Terry Coon, Biola’s Gospel Choir director and a spring 2010 graduate, says that the vocalists, instrumentalists and dancers all expressed the art that is gospel. Choirs included the Biola Gospel Choir as well as ensembles from University of California, Los Angeles and the Friendship Baptist Church of Yorba Linda. Biola’s Gospel Choir began in the fall of 1985. Senior business administration major Justin Green played a saxophone selection, and the event also featured choreographed “praise dance” and miming. The event emphasized diversity within the gospel genre, as the audience listened to the music, saw praise dancing, miming and enjoyed comical skits about gospel music.

Bringing together different backgrounds

To begin the evening, emcees sophomore Ciara Dines and alumna Autumn Howard opened in prayer and introduced the various singers and performers, reading Scripture aloud between acts. The audience members, representing a mixture of ages, were encouraged to respond to the music in whatever manner suited them — many energetically joined in clapping and singing. When Green played a saxophone selection, including “Our God is an Awesome God,” the audience sang the words along with the music.

== INFORMATION SUPPLIED ==

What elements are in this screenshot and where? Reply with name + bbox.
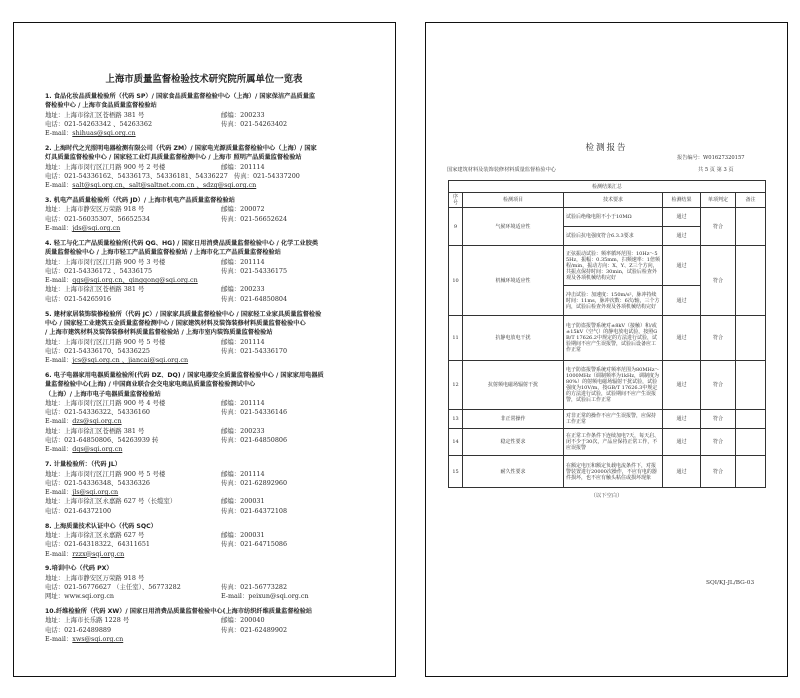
contact-right: 邮编：201114 [221,469,265,478]
contact-line [45,120,390,129]
entry-heading-line: 量监督检验中心(上海) / 中国商业联合会交电家电商品质量监督检验测试中心 [45,381,256,389]
entry-heading-line: 中心 / 国家轻工业建筑五金质量监督检测中心 / 国家建筑材料及装饰装修材料质量监督检验中心 [45,319,306,327]
contact-left: 地址：上海市徐汇区永嘉路 627 号 [45,530,145,539]
table-row [449,246,766,286]
cell-item: 抗射频电磁场辐射干扰 [463,361,564,410]
email-label: E-mail： [45,356,73,365]
cell-serial: 12 [449,361,463,410]
cell-requirement: 电子防盗报警系统对±8kV（接触）和/或±15kV（空气）的静电放电试验，按照GB/T 17626.2中规定的方法进行试验，试验期间不应产生误报警，试验后设备应工作正常 [564,316,663,361]
cell-serial: 13 [449,410,463,429]
directory-entry-list [45,92,390,644]
email-line [45,224,390,233]
directory-content [45,74,390,650]
table-header-row [449,193,766,208]
contact-right: 传真：021-62892960 [221,478,288,487]
form-code: SQI/KJ-JL/BG-03 [706,580,755,586]
contact-line [45,531,390,540]
contact-line [45,479,390,488]
cell-requirement: 在正常工作条件下连续加电7天，每天启、闭不少于30次，产品应保持正常工作，不应误报警 [564,429,663,456]
cell-serial: 15 [449,456,463,488]
cell-result: 通过 [663,410,701,429]
cell-serial: 9 [449,208,463,246]
report-page [425,22,788,677]
entry-heading-line: （上海）/ 上海市电子电器质量监督检验站 [45,390,161,398]
directory-entry-10 [45,607,390,644]
contact-left: 电话：021-56776627 （主任室）、56773282 [45,583,181,591]
email-line [45,635,390,644]
cell-result: 通过 [663,246,701,286]
cell-result: 通过 [663,429,701,456]
contact-left: 电话：021-54265916 [45,294,112,303]
contact-right: E-mail：peixun@sqi.org.cn [221,592,309,601]
cell-requirement: 对非正常的操作不应产生误报警，应保持工作正常 [564,410,663,429]
cell-remark [736,410,766,429]
entry-heading-line: / 上海市建筑材料及装饰装修材料质量监督检验站 / 上海市室内装饰质量监督检验站 [45,329,273,337]
cell-result: 通过 [663,227,701,246]
entry-heading-line: 2. 上海时代之光照明电器检测有限公司（代码 ZM）/ 国家电光源质量监督检验中心（上海）/ 国家 [45,145,317,153]
cell-verdict: 符合 [701,456,736,488]
email-line [45,550,390,559]
cell-verdict: 符合 [701,208,736,246]
contact-line [45,626,390,635]
email-address: dqs@sqi.org.cn [72,445,123,454]
email-line [45,129,390,138]
cell-verdict: 符合 [701,246,736,316]
column-header: 单项判定 [701,193,736,208]
cell-serial: 11 [449,316,463,361]
report-organization: 国家建筑材料及装饰装修材料质量监督检验中心 [447,167,556,173]
contact-right: 传真：021-64372108 [221,506,288,515]
cell-result: 通过 [663,316,701,361]
email-address: xws@sqi.org.cn [72,635,124,644]
cell-remark [736,456,766,488]
contact-right: 邮编：200072 [221,205,265,214]
contact-line [45,574,390,583]
entry-heading-line: 4. 轻工与化工产品质量检验所(代码 QG、HG) / 国家日用消费品质量监督检验中心 / 化学工业胶类 [45,239,319,247]
directory-entry-9 [45,564,390,601]
email-line [45,417,390,426]
contact-left: 地址：上海市闵行区江月路 900 号 5 号楼 [45,337,166,346]
contact-left: 电话：021-54336162、54336173、54336181、54336227 [45,171,228,180]
directory-entry-8 [45,522,390,559]
contact-right: 传真：021-54336170 [221,346,288,355]
email-label: E-mail： [45,181,73,190]
cell-item: 稳定性要求 [463,429,564,456]
directory-entry-6 [45,371,390,455]
directory-page [13,22,396,677]
contact-line [45,616,390,625]
email-address: jls@sqi.org.cn [72,488,119,497]
contact-line [45,583,390,592]
contact-left: 地址：上海市徐汇区永嘉路 627 号（长缆室） [45,497,177,506]
page-count: 共 5 页 第 3 页 [698,167,734,173]
contact-line [45,347,390,356]
directory-entry-5 [45,310,390,366]
contact-left: 地址：上海市长乐路 1228 号 [45,616,130,625]
email-label: E-mail： [45,635,73,644]
contact-right: 传真：021-64715086 [221,540,288,549]
email-label: E-mail： [45,276,73,285]
entry-heading-line: 10.纤维检验所（代码 XW）/ 国家日用消费品质量监督检验中心(上海市纺织纤维质量监督检验站 [45,608,313,616]
contact-line [45,163,390,172]
report-number: 报告编号：W01627320157 [677,155,745,161]
cell-verdict: 符合 [701,316,736,361]
contact-line [45,497,390,506]
entry-heading-line: 7. 计量检验所：（代码 JL） [45,461,121,469]
cell-remark [736,429,766,456]
column-header: 备注 [736,193,766,208]
table-row [449,208,766,227]
column-header: 序号 [449,193,463,208]
contact-left: 电话：021-64850806、54263939 转 [45,436,159,445]
directory-entry-7 [45,460,390,516]
cell-remark [736,208,766,246]
contact-line [45,111,390,120]
contact-line [45,436,390,445]
contact-right: 邮编：201114 [221,257,265,266]
results-table [448,180,766,488]
table-row [449,410,766,429]
entry-heading-line: 督检验中心 / 上海市食品质量监督检验站 [45,102,157,110]
table-row [449,456,766,488]
entry-heading-line: 灯具质量监督检验中心 / 国家轻工业灯具质量监督检测中心 / 上海市 照明产品质量监督检验站 [45,154,302,162]
directory-entry-4 [45,239,390,304]
cell-item: 抗静电放电干扰 [463,316,564,361]
report-title: 检测报告 [585,143,628,153]
blank-note: （以下空白） [590,493,623,499]
directory-entry-2 [45,144,390,190]
contact-line [45,399,390,408]
contact-left: 电话：021-62489889 [45,625,112,634]
contact-right: 传真：021-64850804 [221,294,288,303]
directory-entry-1 [45,92,390,138]
contact-line [45,172,390,181]
cell-requirement: 试验后绝缘电阻不小于10MΩ [564,208,663,227]
cell-verdict: 符合 [701,361,736,410]
contact-left: 电话：021-54336172 、54336175 [45,266,153,275]
contact-right: 传真：021-62489902 [221,625,288,634]
contact-left: 电话：021-64372100 [45,506,112,515]
contact-line [45,215,390,224]
entry-heading-line: 9.培训中心（代码 PX） [45,565,113,573]
email-label: E-mail： [45,417,73,426]
contact-right: 邮编：201114 [221,398,265,407]
contact-left: 电话：021-54336170、54336225 [45,346,150,355]
contact-left: 地址：上海市闵行区江月路 900 号 2 号楼 [45,162,166,171]
email-address: rzzx@sqi.org.cn [72,549,125,558]
contact-left: 电话：021-56035307、56652534 [45,214,150,223]
table-row [449,429,766,456]
contact-right: 邮编：200233 [221,285,265,294]
entry-heading-line: 3. 机电产品质量检验所（代码 JD）/ 上海市机电产品质量监督检验站 [45,197,235,205]
email-line [45,445,390,454]
contact-line [45,540,390,549]
contact-line [45,408,390,417]
contact-right: 传真：021-54263402 [221,119,288,128]
contact-left: 地址：上海市徐汇区苍梧路 381 号 [45,426,145,435]
email-label: E-mail： [45,549,73,558]
entry-heading-line: 5. 建材家居装饰装修检验所（代码 JC）/ 国家家具质量监督检验中心 / 国家轻工业家具质量监督检验 [45,310,322,318]
cell-item: 气候环境适应性 [463,208,564,246]
column-header: 检测项目 [463,193,564,208]
contact-right: 邮编：200031 [221,530,265,539]
email-label: E-mail： [45,129,73,138]
entry-heading-line: 8. 上海质量技术认证中心（代码 SQC） [45,522,157,530]
cell-requirement: 冲击试验：加速度：150m/s²，脉冲持续时间：11ms，脉冲次数：6次/轴，三个方向，试验后检查外观及各项机械结构完好 [564,286,663,316]
contact-left: 电话：021-54263342 、54263362 [45,119,153,128]
contact-left: 地址：上海市闵行区江月路 900 号 5 号楼 [45,469,166,478]
email-address: shihuas@sqi.org.cn [72,129,136,138]
contact-left: 地址：上海市徐汇区苍梧路 381 号 [45,110,145,119]
entry-heading-line: 6. 电子电器家用电器质量检验所(代码 DZ、DQ) / 国家电器安全质量监督检验中心 / 国家家用电器质 [45,371,324,379]
contact-right: 邮编：200233 [221,426,265,435]
contact-right: 传真：021-56773282 [221,583,288,591]
contact-line [45,592,390,601]
contact-line [45,470,390,479]
email-address: qgs@sqi.org.cn、qingqong@sqi.org.cn [72,276,198,285]
email-address: dzs@sqi.org.cn [72,417,122,426]
cell-serial: 14 [449,429,463,456]
email-line [45,356,390,365]
cell-verdict: 符合 [701,429,736,456]
contact-line [45,338,390,347]
contact-left: 地址：上海市徐汇区苍梧路 381 号 [45,285,145,294]
cell-serial: 10 [449,246,463,316]
cell-result: 通过 [663,456,701,488]
email-address: jcs@sqi.org.cn 、jiancai@sqi.org.cn [72,356,189,365]
column-header: 技术要求 [564,193,663,208]
email-label: E-mail： [45,488,73,497]
results-table-wrapper [448,180,765,499]
email-label: E-mail： [45,224,73,233]
contact-left: 电话：021-54336322、54336160 [45,408,150,417]
table-title-row [449,181,766,193]
contact-line [45,285,390,294]
contact-right: 邮编：200031 [221,497,265,506]
contact-line [45,507,390,516]
contact-left: 电话：021-54336348、54336326 [45,478,150,487]
cell-result: 通过 [663,286,701,316]
contact-right: 邮编：201114 [221,337,265,346]
email-address: jds@sqi.org.cn [72,224,121,233]
contact-right: 传真：021-54337200 [233,171,300,180]
contact-line [45,267,390,276]
contact-right: 传真：021-64850806 [221,436,288,445]
cell-result: 通过 [663,361,701,410]
contact-left: 地址：上海市闵行区江月路 900 号 4 号楼 [45,398,166,407]
cell-item: 耐久性要求 [463,456,564,488]
email-label: E-mail： [45,445,73,454]
cell-result: 通过 [663,208,701,227]
contact-right: 传真：021-54336146 [221,408,288,417]
cell-remark [736,361,766,410]
contact-line [45,258,390,267]
entry-heading-line: 质量监督检验中心 / 上海市轻工产品质量监督检验站 / 上海市化工产品质量监督检验站 [45,249,281,257]
cell-requirement: 电子防盗报警系统对频率范围为80MHz～1000MHz（调制频率为1kHz，调制度为80%）的射频电磁场辐射干扰试验，试验强度为10V/m，按GB/T 17626.3中规定的方法进行试验，试验期间不应产生误报警，试验后工作正常 [564,361,663,410]
cell-remark [736,316,766,361]
contact-right: 传真：021-54336175 [221,266,288,275]
contact-left: 地址：上海市静安区万荣路 918 号 [45,573,145,582]
contact-right: 邮编：200233 [221,110,265,119]
contact-line [45,295,390,304]
email-line [45,181,390,190]
contact-right: 邮编：201114 [221,162,265,171]
contact-line [45,427,390,436]
contact-right: 传真：021-56652624 [221,214,288,223]
contact-left: 网址：www.sqi.org.cn [45,592,115,601]
results-table-body [449,181,766,488]
cell-item: 机械环境适应性 [463,246,564,316]
cell-remark [736,246,766,316]
contact-left: 电话：021-64318322、64311651 [45,540,150,549]
email-address: salt@sqi.org.cn、salt@saltnet.com.cn 、sdzg@sqi.org.cn [72,181,257,190]
table-row [449,361,766,410]
directory-entry-3 [45,196,390,233]
entry-heading-line: 1. 食品化妆品质量检验所（代码 SP）/ 国家食品质量监督检验中心（上海）/ 国家保洁产品质量监 [45,93,316,100]
cell-requirement: 在额定电压和额定负载电流条件下，对报警装置进行20000次操作，不应有电的器件损坏，也不应有触头粘住或损坏现象 [564,456,663,488]
contact-left: 地址：上海市闵行区江月路 900 号 3 号楼 [45,257,166,266]
cell-item: 非正常操作 [463,410,564,429]
cell-verdict: 符合 [701,410,736,429]
table-row [449,316,766,361]
contact-line [45,205,390,214]
directory-title: 上海市质量监督检验技术研究院所属单位一览表 [105,74,303,85]
contact-right: 邮编：200040 [221,616,265,625]
cell-requirement: 正弦振动试验：频率循环范围：10Hz～55Hz，振幅：0.35mm，扫频速率：1倍频程/min，振动方向：X、Y、Z三个方向，共振点保持时间：30min，试验后检查外观及各项机械结构完好 [564,246,663,286]
column-header: 检测结果 [663,193,701,208]
cell-requirement: 试验后抗电强度符合6.3.3要求 [564,227,663,246]
table-title: 检测结果汇总 [449,181,766,193]
contact-left: 地址：上海市静安区万荣路 918 号 [45,205,145,214]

== TASK INSTRUCTIONS ==
• 1. In the records, copy out word for word the stretch from the line containing "contact-right: 邮编：201114 [221,469,265,478]" through the line containing "directory-entry-10 [45,607,390,644]", keeping both of those lines.
• 2. Continue the article about the gospel music event, picking up right after its last sentence.
The article and the records come from unrelated sources.

== RESPONSES TO THE TASKS ==
• 1.
contact-right: 邮编：201114 [221,469,265,478]
contact-line [45,120,390,129]
entry-heading-line: 量监督检验中心(上海) / 中国商业联合会交电家电商品质量监督检验测试中心 [45,381,256,389]
entry-heading-line: 中心 / 国家轻工业建筑五金质量监督检测中心 / 国家建筑材料及装饰装修材料质量监督检验中心 [45,319,306,327]
contact-left: 地址：上海市徐汇区永嘉路 627 号 [45,530,145,539]
table-row [449,246,766,286]
cell-item: 抗射频电磁场辐射干扰 [463,361,564,410]
email-label: E-mail： [45,356,73,365]
cell-serial: 12 [449,361,463,410]
cell-requirement: 电子防盗报警系统对±8kV（接触）和/或±15kV（空气）的静电放电试验，按照GB/T 17626.2中规定的方法进行试验，试验期间不应产生误报警，试验后设备应工作正常 [564,316,663,361]
cell-serial: 13 [449,410,463,429]
directory-entry-list [45,92,390,644]
email-line [45,224,390,233]
directory-content [45,74,390,650]
table-header-row [449,193,766,208]
contact-right: 传真：021-62892960 [221,478,288,487]
form-code: SQI/KJ-JL/BG-03 [706,580,755,586]
contact-line [45,531,390,540]
contact-line [45,479,390,488]
cell-requirement: 在正常工作条件下连续加电7天，每天启、闭不少于30次，产品应保持正常工作，不应误报警 [564,429,663,456]
cell-serial: 15 [449,456,463,488]
cell-result: 通过 [663,410,701,429]
cell-serial: 9 [449,208,463,246]
report-page [425,22,788,677]
entry-heading-line: （上海）/ 上海市电子电器质量监督检验站 [45,390,161,398]
directory-entry-10 [45,607,390,644]

• 2.
Dines, a communications major, loved seeing the unity of people from different backgrounds worshipping through gospel music.

“It looks very different than what we usually attend. I really saw the kingdom of God come together for the event,” Dines said.

Although this was her first year in the Biola Gospel Choir, Dines has enjoyed the closeness that comes with being in the choir.

“That worship style of building community is very close-knit,” she said.

Worship, ministry and art

The UCLA gospel ensemble and the Biola Gospel Choir were met with loud acclamation. Introducing the ensemble, Howard remarked on both the blessing of freedom in worship at Biola and the blessing of the UCLA ensemble in purposefully making space to worship God on campus. 

For Coon, the thirty students in Biola’s Gospel Choir use gospel music as worship and ministry, as well as an opportunity to learn the art of the genre.

“When I first came to Biola, my view of worship music in God's kingdom ultimately was limited to gospel music, particularly in the African-American experience,” Coon said.

After graduating, however, his perspective regarding worship music expanded significantly, and he hopes that Gospel Fest accomplished something similar for the audience.

“My prayer is that Gospel Fest allowed their vision of God to become much greater and the vast diversity of his kingdom much clearer,” he said.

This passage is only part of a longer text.